** begin Data for the task **
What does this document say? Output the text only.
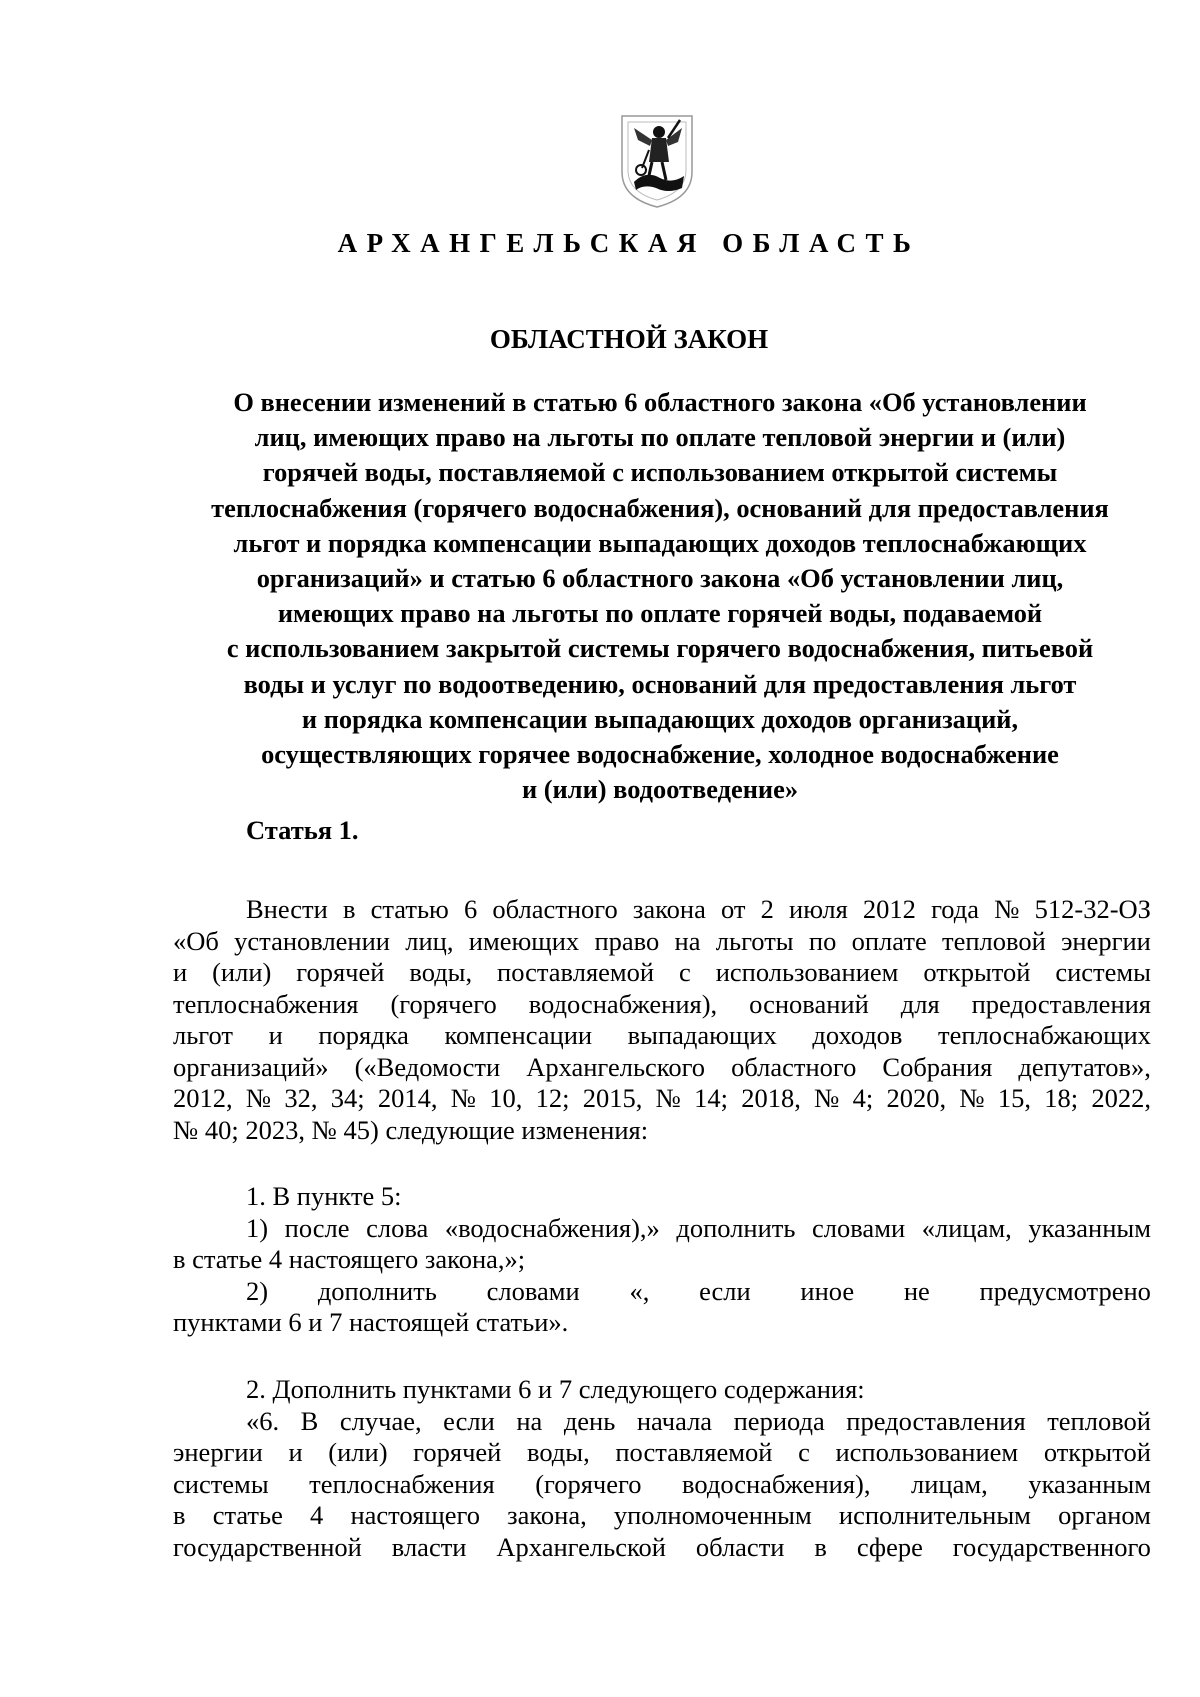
АРХАНГЕЛЬСКАЯ ОБЛАСТЬ
ОБЛАСТНОЙ ЗАКОН
О внесении изменений в статью 6 областного закона «Об установлении
лиц, имеющих право на льготы по оплате тепловой энергии и (или)
горячей воды, поставляемой с использованием открытой системы
теплоснабжения (горячего водоснабжения), оснований для предоставления
льгот и порядка компенсации выпадающих доходов теплоснабжающих
организаций» и статью 6 областного закона «Об установлении лиц,
имеющих право на льготы по оплате горячей воды, подаваемой
с использованием закрытой системы горячего водоснабжения, питьевой
воды и услуг по водоотведению, оснований для предоставления льгот
и порядка компенсации выпадающих доходов организаций,
осуществляющих горячее водоснабжение, холодное водоснабжение
и (или) водоотведение»
Статья 1.
Внести в статью 6 областного закона от 2 июля 2012 года № 512-32-ОЗ
«Об установлении лиц, имеющих право на льготы по оплате тепловой энергии
и (или) горячей воды, поставляемой с использованием открытой системы
теплоснабжения (горячего водоснабжения), оснований для предоставления
льгот и порядка компенсации выпадающих доходов теплоснабжающих
организаций» («Ведомости Архангельского областного Собрания депутатов»,
2012, № 32, 34; 2014, № 10, 12; 2015, № 14; 2018, № 4; 2020, № 15, 18; 2022,
№ 40; 2023, № 45) следующие изменения:
1. В пункте 5:
1) после слова «водоснабжения),» дополнить словами «лицам, указанным
в статье 4 настоящего закона,»;
2) дополнить словами «, если иное не предусмотрено
пунктами 6 и 7 настоящей статьи».
2. Дополнить пунктами 6 и 7 следующего содержания:
«6. В случае, если на день начала периода предоставления тепловой
энергии и (или) горячей воды, поставляемой с использованием открытой
системы теплоснабжения (горячего водоснабжения), лицам, указанным
в статье 4 настоящего закона, уполномоченным исполнительным органом
государственной власти Архангельской области в сфере государственного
** end Data for the task **
### What to do
Quote the entries in full. Any image among them is to be omitted from the copy.

### Result of this exercise
What does this document say? Output the text only.
АРХАНГЕЛЬСКАЯ ОБЛАСТЬ
ОБЛАСТНОЙ ЗАКОН
О внесении изменений в статью 6 областного закона «Об установлении
лиц, имеющих право на льготы по оплате тепловой энергии и (или)
горячей воды, поставляемой с использованием открытой системы
теплоснабжения (горячего водоснабжения), оснований для предоставления
льгот и порядка компенсации выпадающих доходов теплоснабжающих
организаций» и статью 6 областного закона «Об установлении лиц,
имеющих право на льготы по оплате горячей воды, подаваемой
с использованием закрытой системы горячего водоснабжения, питьевой
воды и услуг по водоотведению, оснований для предоставления льгот
и порядка компенсации выпадающих доходов организаций,
осуществляющих горячее водоснабжение, холодное водоснабжение
и (или) водоотведение»
Статья 1.
Внести в статью 6 областного закона от 2 июля 2012 года № 512-32-ОЗ
«Об установлении лиц, имеющих право на льготы по оплате тепловой энергии
и (или) горячей воды, поставляемой с использованием открытой системы
теплоснабжения (горячего водоснабжения), оснований для предоставления
льгот и порядка компенсации выпадающих доходов теплоснабжающих
организаций» («Ведомости Архангельского областного Собрания депутатов»,
2012, № 32, 34; 2014, № 10, 12; 2015, № 14; 2018, № 4; 2020, № 15, 18; 2022,
№ 40; 2023, № 45) следующие изменения:
1. В пункте 5:
1) после слова «водоснабжения),» дополнить словами «лицам, указанным
в статье 4 настоящего закона,»;
2) дополнить словами «, если иное не предусмотрено
пунктами 6 и 7 настоящей статьи».
2. Дополнить пунктами 6 и 7 следующего содержания:
«6. В случае, если на день начала периода предоставления тепловой
энергии и (или) горячей воды, поставляемой с использованием открытой
системы теплоснабжения (горячего водоснабжения), лицам, указанным
в статье 4 настоящего закона, уполномоченным исполнительным органом
государственной власти Архангельской области в сфере государственного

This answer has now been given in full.